Reproduce the rows verbatim, from the first one through the line containing "- gridlines: [81, 78, 876, 460]", with both ends included.

--- Begin DATASET ENTRIES ---

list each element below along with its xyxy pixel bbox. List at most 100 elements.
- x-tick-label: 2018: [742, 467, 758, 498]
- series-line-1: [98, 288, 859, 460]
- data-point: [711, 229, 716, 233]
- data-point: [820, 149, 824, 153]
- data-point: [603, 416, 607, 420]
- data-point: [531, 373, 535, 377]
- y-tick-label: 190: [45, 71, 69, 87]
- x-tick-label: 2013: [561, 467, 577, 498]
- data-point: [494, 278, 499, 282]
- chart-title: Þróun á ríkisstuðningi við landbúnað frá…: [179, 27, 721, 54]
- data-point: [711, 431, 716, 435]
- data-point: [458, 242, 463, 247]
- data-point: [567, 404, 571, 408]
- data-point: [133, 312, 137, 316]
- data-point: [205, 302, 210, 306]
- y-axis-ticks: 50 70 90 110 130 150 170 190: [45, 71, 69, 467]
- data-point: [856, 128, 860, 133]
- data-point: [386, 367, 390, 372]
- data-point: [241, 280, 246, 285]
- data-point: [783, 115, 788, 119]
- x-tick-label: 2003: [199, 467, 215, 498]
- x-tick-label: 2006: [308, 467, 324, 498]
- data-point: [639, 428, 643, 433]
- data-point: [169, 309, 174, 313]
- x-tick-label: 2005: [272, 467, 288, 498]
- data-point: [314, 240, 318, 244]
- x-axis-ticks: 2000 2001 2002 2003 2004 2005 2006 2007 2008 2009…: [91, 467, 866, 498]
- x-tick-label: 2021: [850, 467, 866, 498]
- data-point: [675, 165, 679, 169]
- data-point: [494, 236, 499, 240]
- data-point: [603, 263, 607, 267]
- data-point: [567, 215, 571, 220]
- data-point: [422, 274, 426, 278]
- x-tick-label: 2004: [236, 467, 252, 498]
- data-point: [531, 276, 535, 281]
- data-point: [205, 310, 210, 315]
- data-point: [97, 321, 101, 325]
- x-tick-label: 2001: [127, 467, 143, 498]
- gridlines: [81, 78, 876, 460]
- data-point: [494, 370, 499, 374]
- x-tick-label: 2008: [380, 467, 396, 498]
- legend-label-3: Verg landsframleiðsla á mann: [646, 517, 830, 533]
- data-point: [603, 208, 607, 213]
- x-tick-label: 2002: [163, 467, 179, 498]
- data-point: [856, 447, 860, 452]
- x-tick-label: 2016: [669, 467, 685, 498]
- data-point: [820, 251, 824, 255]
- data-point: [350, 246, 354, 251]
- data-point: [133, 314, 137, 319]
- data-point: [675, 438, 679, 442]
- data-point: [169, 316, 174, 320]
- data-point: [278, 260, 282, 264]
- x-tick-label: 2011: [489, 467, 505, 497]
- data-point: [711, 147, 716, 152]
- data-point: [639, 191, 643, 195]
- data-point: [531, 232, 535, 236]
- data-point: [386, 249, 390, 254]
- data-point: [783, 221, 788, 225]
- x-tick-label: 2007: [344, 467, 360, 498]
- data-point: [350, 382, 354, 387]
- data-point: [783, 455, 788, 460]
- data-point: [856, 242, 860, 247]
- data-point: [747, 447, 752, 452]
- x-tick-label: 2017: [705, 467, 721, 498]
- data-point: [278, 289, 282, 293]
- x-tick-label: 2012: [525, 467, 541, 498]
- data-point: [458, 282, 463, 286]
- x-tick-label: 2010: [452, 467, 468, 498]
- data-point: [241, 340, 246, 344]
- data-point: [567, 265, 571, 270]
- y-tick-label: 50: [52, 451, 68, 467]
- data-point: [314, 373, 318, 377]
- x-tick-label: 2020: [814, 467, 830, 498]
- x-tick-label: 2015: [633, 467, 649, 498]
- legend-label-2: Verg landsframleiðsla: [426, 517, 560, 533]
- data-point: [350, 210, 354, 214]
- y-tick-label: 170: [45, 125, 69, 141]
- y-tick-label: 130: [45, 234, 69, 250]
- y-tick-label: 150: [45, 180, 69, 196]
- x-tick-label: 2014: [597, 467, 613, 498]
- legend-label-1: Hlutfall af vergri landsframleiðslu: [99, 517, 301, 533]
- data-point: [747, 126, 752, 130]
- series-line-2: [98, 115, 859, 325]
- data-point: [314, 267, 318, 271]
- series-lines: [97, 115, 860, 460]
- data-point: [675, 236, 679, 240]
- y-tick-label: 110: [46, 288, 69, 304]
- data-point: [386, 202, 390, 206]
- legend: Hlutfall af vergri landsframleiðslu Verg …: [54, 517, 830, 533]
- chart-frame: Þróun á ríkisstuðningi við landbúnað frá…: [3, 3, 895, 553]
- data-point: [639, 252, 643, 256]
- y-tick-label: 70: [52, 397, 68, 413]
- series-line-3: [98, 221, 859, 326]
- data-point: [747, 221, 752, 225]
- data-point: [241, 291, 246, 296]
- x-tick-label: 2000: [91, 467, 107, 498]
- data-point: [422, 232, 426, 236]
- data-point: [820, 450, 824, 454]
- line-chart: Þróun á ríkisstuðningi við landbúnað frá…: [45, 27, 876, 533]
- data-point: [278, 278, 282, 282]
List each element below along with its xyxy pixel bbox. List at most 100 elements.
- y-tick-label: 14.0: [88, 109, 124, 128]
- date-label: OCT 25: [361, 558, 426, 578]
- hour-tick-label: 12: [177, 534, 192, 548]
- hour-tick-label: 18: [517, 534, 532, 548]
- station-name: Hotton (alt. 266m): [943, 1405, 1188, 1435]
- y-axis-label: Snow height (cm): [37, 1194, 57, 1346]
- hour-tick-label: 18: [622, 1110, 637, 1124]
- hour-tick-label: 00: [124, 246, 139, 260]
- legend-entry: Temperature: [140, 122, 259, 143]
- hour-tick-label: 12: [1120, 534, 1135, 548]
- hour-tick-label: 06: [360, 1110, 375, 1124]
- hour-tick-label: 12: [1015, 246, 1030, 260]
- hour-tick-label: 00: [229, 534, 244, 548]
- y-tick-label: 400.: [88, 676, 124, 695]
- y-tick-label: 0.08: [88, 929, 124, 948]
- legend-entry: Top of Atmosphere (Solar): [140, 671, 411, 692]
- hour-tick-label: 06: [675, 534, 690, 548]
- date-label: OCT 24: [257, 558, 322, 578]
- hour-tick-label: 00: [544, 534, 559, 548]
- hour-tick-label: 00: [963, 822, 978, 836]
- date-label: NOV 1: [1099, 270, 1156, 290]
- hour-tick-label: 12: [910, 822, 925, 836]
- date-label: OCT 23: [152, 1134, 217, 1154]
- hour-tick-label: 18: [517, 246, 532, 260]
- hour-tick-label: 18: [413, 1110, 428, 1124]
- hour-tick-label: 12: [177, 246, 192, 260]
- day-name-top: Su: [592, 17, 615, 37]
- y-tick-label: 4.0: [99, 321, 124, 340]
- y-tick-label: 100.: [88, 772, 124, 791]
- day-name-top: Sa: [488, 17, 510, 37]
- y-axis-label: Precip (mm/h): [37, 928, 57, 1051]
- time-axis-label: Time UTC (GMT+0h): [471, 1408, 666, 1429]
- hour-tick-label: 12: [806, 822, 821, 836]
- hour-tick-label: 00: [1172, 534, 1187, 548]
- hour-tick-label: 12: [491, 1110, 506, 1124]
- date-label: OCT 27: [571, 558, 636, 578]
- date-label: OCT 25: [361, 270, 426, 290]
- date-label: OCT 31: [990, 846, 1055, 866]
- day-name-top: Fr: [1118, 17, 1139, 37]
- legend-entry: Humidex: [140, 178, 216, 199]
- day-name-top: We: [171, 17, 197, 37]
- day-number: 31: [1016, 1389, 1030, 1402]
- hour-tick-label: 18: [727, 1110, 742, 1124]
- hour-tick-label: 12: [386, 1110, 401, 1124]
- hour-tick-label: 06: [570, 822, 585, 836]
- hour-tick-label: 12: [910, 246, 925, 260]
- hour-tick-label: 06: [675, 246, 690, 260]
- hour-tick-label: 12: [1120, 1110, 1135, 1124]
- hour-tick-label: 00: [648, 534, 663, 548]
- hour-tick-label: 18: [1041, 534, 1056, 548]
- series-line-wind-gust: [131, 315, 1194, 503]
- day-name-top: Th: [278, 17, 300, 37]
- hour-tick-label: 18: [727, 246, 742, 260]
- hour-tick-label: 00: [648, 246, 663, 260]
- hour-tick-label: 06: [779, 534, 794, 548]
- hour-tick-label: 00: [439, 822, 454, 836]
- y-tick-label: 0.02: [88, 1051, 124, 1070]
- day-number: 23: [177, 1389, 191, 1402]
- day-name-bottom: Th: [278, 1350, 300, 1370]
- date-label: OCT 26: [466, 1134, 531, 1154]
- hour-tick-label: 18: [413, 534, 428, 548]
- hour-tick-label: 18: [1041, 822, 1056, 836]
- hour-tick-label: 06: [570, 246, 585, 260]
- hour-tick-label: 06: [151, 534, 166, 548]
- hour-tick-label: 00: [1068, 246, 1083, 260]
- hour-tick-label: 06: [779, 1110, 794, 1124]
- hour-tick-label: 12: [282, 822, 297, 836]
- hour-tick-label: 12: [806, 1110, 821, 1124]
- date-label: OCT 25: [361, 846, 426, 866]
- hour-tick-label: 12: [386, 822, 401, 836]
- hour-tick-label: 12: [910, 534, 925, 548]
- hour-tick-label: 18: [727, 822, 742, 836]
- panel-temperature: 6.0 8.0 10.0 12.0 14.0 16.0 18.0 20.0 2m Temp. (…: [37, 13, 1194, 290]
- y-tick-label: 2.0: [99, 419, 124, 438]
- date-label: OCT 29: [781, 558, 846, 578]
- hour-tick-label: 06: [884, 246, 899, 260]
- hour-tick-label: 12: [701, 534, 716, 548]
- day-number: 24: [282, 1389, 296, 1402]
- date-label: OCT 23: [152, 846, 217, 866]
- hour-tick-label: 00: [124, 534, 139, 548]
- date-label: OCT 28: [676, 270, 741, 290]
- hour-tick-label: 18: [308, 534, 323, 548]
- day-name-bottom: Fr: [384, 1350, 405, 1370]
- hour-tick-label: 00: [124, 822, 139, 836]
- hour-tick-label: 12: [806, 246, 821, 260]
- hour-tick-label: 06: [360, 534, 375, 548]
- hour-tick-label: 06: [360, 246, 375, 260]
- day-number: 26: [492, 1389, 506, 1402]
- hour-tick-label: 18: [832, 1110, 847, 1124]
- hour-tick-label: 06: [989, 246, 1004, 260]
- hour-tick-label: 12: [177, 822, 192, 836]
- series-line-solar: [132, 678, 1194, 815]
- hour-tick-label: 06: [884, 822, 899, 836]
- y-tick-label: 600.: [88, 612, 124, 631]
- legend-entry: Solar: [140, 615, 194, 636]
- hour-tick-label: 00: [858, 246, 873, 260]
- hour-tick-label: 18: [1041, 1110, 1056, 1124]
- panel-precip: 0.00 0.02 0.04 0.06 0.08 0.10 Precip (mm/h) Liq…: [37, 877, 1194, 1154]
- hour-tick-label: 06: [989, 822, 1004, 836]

--- End DATASET ENTRIES ---

§ FULL SOLUTION
list each element below along with its xyxy pixel bbox. List at most 100 elements.
- x-tick-label: 2018: [742, 467, 758, 498]
- series-line-1: [98, 288, 859, 460]
- data-point: [711, 229, 716, 233]
- data-point: [820, 149, 824, 153]
- data-point: [603, 416, 607, 420]
- data-point: [531, 373, 535, 377]
- y-tick-label: 190: [45, 71, 69, 87]
- x-tick-label: 2013: [561, 467, 577, 498]
- data-point: [494, 278, 499, 282]
- chart-title: Þróun á ríkisstuðningi við landbúnað frá…: [179, 27, 721, 54]
- data-point: [711, 431, 716, 435]
- data-point: [458, 242, 463, 247]
- data-point: [567, 404, 571, 408]
- data-point: [133, 312, 137, 316]
- data-point: [205, 302, 210, 306]
- y-axis-ticks: 50 70 90 110 130 150 170 190: [45, 71, 69, 467]
- data-point: [856, 128, 860, 133]
- data-point: [386, 367, 390, 372]
- data-point: [241, 280, 246, 285]
- data-point: [783, 115, 788, 119]
- x-tick-label: 2003: [199, 467, 215, 498]
- x-tick-label: 2006: [308, 467, 324, 498]
- data-point: [639, 428, 643, 433]
- data-point: [169, 309, 174, 313]
- x-tick-label: 2005: [272, 467, 288, 498]
- data-point: [314, 240, 318, 244]
- x-axis-ticks: 2000 2001 2002 2003 2004 2005 2006 2007 2008 2009…: [91, 467, 866, 498]
- x-tick-label: 2021: [850, 467, 866, 498]
- data-point: [675, 165, 679, 169]
- data-point: [494, 236, 499, 240]
- data-point: [603, 263, 607, 267]
- data-point: [567, 215, 571, 220]
- data-point: [422, 274, 426, 278]
- x-tick-label: 2004: [236, 467, 252, 498]
- data-point: [531, 276, 535, 281]
- data-point: [205, 310, 210, 315]
- data-point: [97, 321, 101, 325]
- x-tick-label: 2001: [127, 467, 143, 498]
- gridlines: [81, 78, 876, 460]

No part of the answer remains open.